**PROVIDED ENTRIES:**
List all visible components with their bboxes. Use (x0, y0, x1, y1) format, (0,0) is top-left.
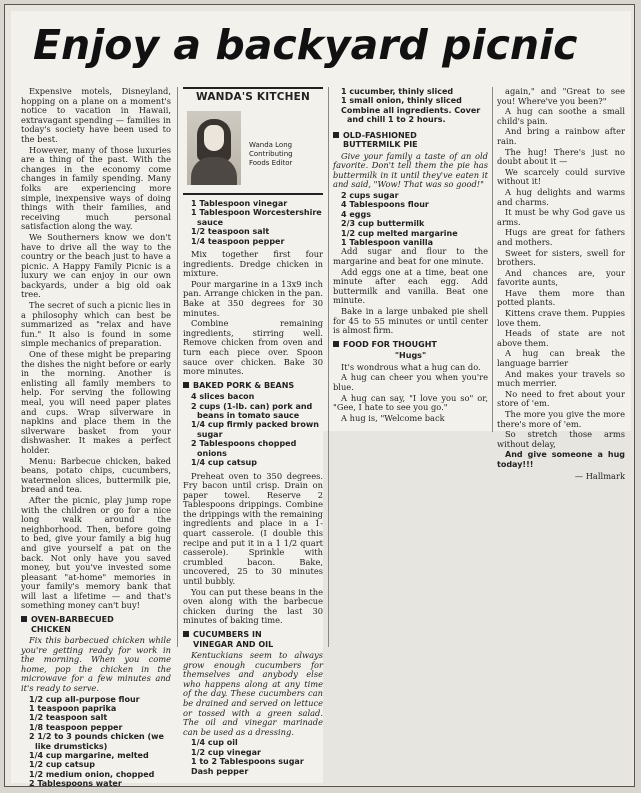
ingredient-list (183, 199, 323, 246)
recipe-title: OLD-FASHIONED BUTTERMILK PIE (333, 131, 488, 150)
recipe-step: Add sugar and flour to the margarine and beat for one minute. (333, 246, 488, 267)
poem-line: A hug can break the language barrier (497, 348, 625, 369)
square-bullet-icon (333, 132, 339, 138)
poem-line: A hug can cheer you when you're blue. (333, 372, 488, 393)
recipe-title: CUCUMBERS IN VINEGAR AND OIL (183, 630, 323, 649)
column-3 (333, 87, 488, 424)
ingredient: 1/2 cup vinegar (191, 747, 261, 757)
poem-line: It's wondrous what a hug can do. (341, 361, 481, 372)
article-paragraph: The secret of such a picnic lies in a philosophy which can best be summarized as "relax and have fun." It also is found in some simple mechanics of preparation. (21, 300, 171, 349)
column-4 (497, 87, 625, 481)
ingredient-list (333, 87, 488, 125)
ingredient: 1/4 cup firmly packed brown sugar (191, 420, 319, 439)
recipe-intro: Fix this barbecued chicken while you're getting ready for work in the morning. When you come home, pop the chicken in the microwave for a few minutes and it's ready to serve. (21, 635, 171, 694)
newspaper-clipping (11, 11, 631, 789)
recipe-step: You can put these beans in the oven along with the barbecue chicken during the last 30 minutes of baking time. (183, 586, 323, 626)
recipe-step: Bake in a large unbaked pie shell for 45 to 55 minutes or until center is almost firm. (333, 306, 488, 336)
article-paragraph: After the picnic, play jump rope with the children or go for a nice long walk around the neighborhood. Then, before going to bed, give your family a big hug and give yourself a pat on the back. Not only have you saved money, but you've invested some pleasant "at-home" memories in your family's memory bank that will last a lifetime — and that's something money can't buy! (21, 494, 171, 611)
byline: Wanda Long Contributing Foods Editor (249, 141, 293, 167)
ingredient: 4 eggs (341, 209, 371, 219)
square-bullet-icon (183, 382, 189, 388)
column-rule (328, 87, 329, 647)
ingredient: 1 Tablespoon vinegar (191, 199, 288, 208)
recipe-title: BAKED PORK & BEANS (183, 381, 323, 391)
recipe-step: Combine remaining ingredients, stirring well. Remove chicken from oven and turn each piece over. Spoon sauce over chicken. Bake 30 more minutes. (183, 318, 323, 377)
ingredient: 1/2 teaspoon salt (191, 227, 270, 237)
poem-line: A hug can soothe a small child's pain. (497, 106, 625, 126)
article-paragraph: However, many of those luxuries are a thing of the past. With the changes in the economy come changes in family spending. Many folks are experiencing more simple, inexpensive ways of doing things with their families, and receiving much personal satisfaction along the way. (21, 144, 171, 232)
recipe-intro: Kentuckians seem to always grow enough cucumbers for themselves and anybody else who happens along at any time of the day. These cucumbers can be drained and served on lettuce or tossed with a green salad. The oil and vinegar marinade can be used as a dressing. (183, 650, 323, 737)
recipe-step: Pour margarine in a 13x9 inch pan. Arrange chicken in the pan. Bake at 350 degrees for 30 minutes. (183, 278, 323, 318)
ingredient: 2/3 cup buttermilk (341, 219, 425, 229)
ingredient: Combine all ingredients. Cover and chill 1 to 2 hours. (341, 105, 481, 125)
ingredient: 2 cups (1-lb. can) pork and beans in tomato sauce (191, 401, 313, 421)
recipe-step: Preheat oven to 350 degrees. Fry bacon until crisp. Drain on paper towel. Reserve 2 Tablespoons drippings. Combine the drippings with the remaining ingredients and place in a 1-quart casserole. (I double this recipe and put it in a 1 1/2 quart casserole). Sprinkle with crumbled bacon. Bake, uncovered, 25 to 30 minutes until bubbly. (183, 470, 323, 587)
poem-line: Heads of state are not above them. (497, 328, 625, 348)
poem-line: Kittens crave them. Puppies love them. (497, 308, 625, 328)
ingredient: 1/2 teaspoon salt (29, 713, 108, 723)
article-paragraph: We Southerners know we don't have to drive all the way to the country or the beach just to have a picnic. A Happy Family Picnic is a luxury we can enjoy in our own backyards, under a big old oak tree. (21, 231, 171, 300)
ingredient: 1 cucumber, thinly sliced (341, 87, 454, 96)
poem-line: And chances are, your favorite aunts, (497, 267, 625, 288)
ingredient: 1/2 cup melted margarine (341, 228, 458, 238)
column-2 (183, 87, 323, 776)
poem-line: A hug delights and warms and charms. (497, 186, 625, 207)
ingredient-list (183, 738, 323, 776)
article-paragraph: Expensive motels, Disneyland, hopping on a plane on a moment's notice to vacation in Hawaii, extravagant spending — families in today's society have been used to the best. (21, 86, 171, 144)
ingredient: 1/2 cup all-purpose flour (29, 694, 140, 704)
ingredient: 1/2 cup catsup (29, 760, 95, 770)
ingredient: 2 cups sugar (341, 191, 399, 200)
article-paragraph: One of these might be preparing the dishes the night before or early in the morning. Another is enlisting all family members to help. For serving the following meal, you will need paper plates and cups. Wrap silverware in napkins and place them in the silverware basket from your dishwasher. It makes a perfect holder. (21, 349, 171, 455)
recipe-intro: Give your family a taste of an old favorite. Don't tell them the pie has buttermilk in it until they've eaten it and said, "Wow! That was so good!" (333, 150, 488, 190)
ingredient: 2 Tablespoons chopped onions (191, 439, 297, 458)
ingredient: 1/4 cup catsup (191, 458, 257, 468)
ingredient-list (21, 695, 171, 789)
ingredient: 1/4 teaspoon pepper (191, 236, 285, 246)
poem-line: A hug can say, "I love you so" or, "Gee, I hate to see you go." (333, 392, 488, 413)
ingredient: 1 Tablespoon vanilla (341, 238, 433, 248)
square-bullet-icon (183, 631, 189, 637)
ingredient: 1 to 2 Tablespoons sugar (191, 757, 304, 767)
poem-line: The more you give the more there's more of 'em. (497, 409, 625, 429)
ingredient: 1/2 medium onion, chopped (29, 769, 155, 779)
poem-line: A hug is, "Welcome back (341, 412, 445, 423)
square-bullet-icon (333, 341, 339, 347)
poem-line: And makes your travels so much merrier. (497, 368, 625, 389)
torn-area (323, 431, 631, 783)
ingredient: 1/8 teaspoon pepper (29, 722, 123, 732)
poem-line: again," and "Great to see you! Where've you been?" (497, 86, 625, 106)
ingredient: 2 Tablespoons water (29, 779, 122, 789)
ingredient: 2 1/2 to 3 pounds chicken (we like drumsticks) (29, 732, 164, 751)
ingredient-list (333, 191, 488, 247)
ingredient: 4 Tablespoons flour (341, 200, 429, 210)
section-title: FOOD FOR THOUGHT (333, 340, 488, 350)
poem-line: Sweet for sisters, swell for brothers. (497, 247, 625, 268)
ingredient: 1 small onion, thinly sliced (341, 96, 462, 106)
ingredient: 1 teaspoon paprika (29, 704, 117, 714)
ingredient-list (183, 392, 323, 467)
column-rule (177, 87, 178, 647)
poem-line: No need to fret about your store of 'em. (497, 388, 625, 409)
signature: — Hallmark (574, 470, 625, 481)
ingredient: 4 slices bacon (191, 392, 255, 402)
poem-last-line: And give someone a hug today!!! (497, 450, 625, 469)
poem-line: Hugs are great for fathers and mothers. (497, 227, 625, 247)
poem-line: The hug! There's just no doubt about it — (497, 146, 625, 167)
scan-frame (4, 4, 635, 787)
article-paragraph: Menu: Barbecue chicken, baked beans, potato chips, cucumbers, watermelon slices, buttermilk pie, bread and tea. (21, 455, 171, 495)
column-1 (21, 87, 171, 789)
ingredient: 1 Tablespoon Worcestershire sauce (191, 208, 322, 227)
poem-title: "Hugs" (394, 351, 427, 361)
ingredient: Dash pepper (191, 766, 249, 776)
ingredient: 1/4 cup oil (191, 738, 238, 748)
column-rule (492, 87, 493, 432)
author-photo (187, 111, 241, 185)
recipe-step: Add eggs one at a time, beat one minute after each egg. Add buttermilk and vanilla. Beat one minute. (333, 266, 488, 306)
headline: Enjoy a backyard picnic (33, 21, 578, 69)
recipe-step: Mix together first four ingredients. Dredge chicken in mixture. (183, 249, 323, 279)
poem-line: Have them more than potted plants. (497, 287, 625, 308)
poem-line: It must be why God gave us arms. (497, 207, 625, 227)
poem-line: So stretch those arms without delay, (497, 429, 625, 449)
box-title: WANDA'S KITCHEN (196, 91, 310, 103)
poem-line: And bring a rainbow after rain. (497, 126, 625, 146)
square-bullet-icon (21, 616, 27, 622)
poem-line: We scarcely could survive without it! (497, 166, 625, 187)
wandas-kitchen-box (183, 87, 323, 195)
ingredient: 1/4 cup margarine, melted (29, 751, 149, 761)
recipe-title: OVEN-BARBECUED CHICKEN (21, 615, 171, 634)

--

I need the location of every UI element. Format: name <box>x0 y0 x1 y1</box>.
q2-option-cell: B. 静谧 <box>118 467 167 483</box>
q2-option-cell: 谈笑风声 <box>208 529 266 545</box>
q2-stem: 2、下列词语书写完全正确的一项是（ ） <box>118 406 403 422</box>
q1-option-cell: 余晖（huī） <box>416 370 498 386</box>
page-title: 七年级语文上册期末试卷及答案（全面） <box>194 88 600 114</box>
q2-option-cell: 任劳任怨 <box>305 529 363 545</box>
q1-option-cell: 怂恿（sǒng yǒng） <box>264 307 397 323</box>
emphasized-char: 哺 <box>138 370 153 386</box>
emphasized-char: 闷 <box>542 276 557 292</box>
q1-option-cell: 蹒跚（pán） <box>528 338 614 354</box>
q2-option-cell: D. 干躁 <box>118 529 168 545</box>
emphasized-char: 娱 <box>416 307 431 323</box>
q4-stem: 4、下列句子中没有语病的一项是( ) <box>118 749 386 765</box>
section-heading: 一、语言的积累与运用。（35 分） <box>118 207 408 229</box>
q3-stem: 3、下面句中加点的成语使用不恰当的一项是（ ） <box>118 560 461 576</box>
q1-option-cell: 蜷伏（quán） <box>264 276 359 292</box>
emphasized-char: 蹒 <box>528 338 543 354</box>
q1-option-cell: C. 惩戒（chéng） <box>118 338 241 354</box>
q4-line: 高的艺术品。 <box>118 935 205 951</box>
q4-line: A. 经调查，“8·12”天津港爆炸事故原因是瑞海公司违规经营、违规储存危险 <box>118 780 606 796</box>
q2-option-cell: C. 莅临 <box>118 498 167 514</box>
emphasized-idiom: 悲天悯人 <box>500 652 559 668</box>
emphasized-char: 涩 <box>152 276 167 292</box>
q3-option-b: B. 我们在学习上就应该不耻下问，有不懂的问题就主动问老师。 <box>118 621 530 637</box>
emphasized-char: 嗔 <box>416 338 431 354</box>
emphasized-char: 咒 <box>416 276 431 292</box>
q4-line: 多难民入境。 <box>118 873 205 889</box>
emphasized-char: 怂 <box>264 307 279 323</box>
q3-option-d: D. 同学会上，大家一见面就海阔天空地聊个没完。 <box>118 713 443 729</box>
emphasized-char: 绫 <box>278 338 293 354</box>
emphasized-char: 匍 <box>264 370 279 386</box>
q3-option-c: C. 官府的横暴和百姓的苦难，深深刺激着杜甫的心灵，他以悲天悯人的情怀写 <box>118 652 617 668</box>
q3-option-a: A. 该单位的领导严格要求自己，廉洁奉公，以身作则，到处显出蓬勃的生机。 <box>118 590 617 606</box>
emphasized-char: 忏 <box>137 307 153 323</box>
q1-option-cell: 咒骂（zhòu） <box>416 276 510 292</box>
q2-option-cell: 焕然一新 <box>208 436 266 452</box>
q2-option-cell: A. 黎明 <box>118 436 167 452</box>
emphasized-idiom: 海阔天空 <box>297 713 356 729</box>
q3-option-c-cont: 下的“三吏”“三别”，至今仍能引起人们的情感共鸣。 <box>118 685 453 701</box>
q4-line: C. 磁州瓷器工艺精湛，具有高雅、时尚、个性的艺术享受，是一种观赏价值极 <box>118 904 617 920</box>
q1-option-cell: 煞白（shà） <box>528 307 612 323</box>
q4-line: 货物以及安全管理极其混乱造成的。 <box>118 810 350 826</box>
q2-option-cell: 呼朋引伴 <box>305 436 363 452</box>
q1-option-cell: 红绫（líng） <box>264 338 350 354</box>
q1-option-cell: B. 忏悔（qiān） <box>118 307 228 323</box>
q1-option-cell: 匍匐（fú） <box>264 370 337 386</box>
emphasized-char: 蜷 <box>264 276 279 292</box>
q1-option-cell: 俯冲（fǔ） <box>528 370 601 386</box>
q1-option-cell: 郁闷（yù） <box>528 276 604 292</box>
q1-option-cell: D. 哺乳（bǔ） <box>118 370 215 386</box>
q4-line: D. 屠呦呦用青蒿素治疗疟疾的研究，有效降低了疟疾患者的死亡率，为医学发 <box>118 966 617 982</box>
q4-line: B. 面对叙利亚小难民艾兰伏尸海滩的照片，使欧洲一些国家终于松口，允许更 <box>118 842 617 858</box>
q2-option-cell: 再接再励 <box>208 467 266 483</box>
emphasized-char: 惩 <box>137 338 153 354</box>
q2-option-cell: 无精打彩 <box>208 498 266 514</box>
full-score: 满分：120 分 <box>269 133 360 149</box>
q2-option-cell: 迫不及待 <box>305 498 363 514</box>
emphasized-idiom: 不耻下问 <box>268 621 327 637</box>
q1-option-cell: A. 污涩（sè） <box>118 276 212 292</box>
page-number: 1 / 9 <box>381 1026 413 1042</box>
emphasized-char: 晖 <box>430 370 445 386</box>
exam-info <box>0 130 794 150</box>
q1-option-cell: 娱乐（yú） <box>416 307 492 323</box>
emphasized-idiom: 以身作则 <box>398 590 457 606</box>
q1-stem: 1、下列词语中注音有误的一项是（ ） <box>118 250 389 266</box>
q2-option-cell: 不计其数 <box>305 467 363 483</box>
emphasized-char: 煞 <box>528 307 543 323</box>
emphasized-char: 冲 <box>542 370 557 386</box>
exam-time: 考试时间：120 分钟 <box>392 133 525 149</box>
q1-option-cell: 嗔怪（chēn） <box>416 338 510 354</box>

**TASK INSTRUCTIONS:** Can you quote the listing verbatim, starting at the line that contains "I need the location" and ending at the line that contains "emphasized-char: 娱 <box>416 307 431 323</box>"?

**OUTPUT OF THE EXERCISE:**
I need the location of every UI element. Format: name <box>x0 y0 x1 y1</box>.
q2-option-cell: B. 静谧 <box>118 467 167 483</box>
q2-option-cell: 谈笑风声 <box>208 529 266 545</box>
q2-stem: 2、下列词语书写完全正确的一项是（ ） <box>118 406 403 422</box>
q1-option-cell: 余晖（huī） <box>416 370 498 386</box>
page-title: 七年级语文上册期末试卷及答案（全面） <box>194 88 600 114</box>
q2-option-cell: 任劳任怨 <box>305 529 363 545</box>
q1-option-cell: 怂恿（sǒng yǒng） <box>264 307 397 323</box>
emphasized-char: 哺 <box>138 370 153 386</box>
emphasized-char: 闷 <box>542 276 557 292</box>
q1-option-cell: 蹒跚（pán） <box>528 338 614 354</box>
q2-option-cell: D. 干躁 <box>118 529 168 545</box>
emphasized-char: 娱 <box>416 307 431 323</box>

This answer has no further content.